Data records

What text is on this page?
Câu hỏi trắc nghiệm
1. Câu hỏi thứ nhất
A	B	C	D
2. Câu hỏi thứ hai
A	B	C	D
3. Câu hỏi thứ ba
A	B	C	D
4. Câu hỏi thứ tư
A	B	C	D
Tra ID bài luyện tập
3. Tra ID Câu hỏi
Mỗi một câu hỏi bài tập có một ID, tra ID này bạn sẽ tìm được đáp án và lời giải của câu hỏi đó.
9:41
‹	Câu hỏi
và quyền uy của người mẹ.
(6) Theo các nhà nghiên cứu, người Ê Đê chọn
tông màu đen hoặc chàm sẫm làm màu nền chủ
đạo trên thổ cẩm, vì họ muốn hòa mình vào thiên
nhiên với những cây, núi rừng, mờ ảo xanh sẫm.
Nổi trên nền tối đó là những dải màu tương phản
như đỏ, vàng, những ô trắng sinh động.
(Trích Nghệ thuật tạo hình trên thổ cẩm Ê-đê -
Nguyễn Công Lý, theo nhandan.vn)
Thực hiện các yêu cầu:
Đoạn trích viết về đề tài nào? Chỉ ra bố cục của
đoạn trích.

PROBLEM DETAILS -> Output the whole listing above again, word for word.

OUTPUT FOR THIS TASK ->
What text is on this page?
Câu hỏi trắc nghiệm
1. Câu hỏi thứ nhất
A	B	C	D
2. Câu hỏi thứ hai
A	B	C	D
3. Câu hỏi thứ ba
A	B	C	D
4. Câu hỏi thứ tư
A	B	C	D
Tra ID bài luyện tập
3. Tra ID Câu hỏi
Mỗi một câu hỏi bài tập có một ID, tra ID này bạn sẽ tìm được đáp án và lời giải của câu hỏi đó.
9:41
‹	Câu hỏi
và quyền uy của người mẹ.
(6) Theo các nhà nghiên cứu, người Ê Đê chọn
tông màu đen hoặc chàm sẫm làm màu nền chủ
đạo trên thổ cẩm, vì họ muốn hòa mình vào thiên
nhiên với những cây, núi rừng, mờ ảo xanh sẫm.
Nổi trên nền tối đó là những dải màu tương phản
như đỏ, vàng, những ô trắng sinh động.
(Trích Nghệ thuật tạo hình trên thổ cẩm Ê-đê -
Nguyễn Công Lý, theo nhandan.vn)
Thực hiện các yêu cầu:
Đoạn trích viết về đề tài nào? Chỉ ra bố cục của
đoạn trích.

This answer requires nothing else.